▶ **Directions for this task**:
Copy every entry exactly.

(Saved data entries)
+ + +
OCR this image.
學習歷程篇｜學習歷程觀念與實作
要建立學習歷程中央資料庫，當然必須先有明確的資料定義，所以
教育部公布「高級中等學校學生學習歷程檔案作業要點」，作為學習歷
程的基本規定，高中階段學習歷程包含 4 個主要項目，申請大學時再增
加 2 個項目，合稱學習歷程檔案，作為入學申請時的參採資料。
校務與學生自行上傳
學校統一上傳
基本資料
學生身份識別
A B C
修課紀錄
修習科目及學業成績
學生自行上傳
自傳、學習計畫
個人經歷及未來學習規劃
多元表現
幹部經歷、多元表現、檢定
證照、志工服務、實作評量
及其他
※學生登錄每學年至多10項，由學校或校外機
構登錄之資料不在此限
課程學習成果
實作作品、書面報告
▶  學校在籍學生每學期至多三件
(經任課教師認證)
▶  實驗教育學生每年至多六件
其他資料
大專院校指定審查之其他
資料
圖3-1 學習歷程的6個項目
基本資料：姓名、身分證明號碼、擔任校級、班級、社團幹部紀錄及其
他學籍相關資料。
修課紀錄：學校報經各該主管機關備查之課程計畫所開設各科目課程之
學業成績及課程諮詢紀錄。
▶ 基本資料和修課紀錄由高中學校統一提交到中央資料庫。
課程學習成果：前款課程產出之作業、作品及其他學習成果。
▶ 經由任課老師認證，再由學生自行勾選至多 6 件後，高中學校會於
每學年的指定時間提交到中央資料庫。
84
+ + +
▶ **Written answer**:
OCR this image.
學習歷程篇｜學習歷程觀念與實作
要建立學習歷程中央資料庫，當然必須先有明確的資料定義，所以
教育部公布「高級中等學校學生學習歷程檔案作業要點」，作為學習歷
程的基本規定，高中階段學習歷程包含 4 個主要項目，申請大學時再增
加 2 個項目，合稱學習歷程檔案，作為入學申請時的參採資料。
校務與學生自行上傳
學校統一上傳
基本資料
學生身份識別
A B C
修課紀錄
修習科目及學業成績
學生自行上傳
自傳、學習計畫
個人經歷及未來學習規劃
多元表現
幹部經歷、多元表現、檢定
證照、志工服務、實作評量
及其他
※學生登錄每學年至多10項，由學校或校外機
構登錄之資料不在此限
課程學習成果
實作作品、書面報告
▶  學校在籍學生每學期至多三件
(經任課教師認證)
▶  實驗教育學生每年至多六件
其他資料
大專院校指定審查之其他
資料
圖3-1 學習歷程的6個項目
基本資料：姓名、身分證明號碼、擔任校級、班級、社團幹部紀錄及其
他學籍相關資料。
修課紀錄：學校報經各該主管機關備查之課程計畫所開設各科目課程之
學業成績及課程諮詢紀錄。
▶ 基本資料和修課紀錄由高中學校統一提交到中央資料庫。
課程學習成果：前款課程產出之作業、作品及其他學習成果。
▶ 經由任課老師認證，再由學生自行勾選至多 6 件後，高中學校會於
每學年的指定時間提交到中央資料庫。
84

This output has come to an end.